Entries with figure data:
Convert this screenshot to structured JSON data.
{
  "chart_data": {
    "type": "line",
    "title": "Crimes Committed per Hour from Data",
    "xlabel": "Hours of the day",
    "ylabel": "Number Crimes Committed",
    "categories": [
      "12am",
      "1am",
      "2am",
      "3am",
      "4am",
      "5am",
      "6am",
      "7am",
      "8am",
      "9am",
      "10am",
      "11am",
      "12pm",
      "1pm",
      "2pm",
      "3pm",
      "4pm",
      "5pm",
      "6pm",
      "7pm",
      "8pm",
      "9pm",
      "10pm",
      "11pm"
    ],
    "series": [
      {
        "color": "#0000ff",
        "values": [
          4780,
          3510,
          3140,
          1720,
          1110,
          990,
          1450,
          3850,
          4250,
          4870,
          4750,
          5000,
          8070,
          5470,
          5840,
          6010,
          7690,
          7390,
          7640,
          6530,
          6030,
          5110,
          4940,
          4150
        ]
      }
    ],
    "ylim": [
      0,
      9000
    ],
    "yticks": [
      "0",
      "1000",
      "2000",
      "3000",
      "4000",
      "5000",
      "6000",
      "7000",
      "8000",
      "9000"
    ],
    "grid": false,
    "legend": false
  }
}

- WHAT TO WORK ON
All of the data must be returned exactly.

- RIGHT ANSWER
Convert this screenshot to structured JSON data.
{
  "chart_data": {
    "type": "line",
    "title": "Crimes Committed per Hour from Data",
    "xlabel": "Hours of the day",
    "ylabel": "Number Crimes Committed",
    "categories": [
      "12am",
      "1am",
      "2am",
      "3am",
      "4am",
      "5am",
      "6am",
      "7am",
      "8am",
      "9am",
      "10am",
      "11am",
      "12pm",
      "1pm",
      "2pm",
      "3pm",
      "4pm",
      "5pm",
      "6pm",
      "7pm",
      "8pm",
      "9pm",
      "10pm",
      "11pm"
    ],
    "series": [
      {
        "color": "#0000ff",
        "values": [
          4780,
          3510,
          3140,
          1720,
          1110,
          990,
          1450,
          3850,
          4250,
          4870,
          4750,
          5000,
          8070,
          5470,
          5840,
          6010,
          7690,
          7390,
          7640,
          6530,
          6030,
          5110,
          4940,
          4150
        ]
      }
    ],
    "ylim": [
      0,
      9000
    ],
    "yticks": [
      "0",
      "1000",
      "2000",
      "3000",
      "4000",
      "5000",
      "6000",
      "7000",
      "8000",
      "9000"
    ],
    "grid": false,
    "legend": false
  }
}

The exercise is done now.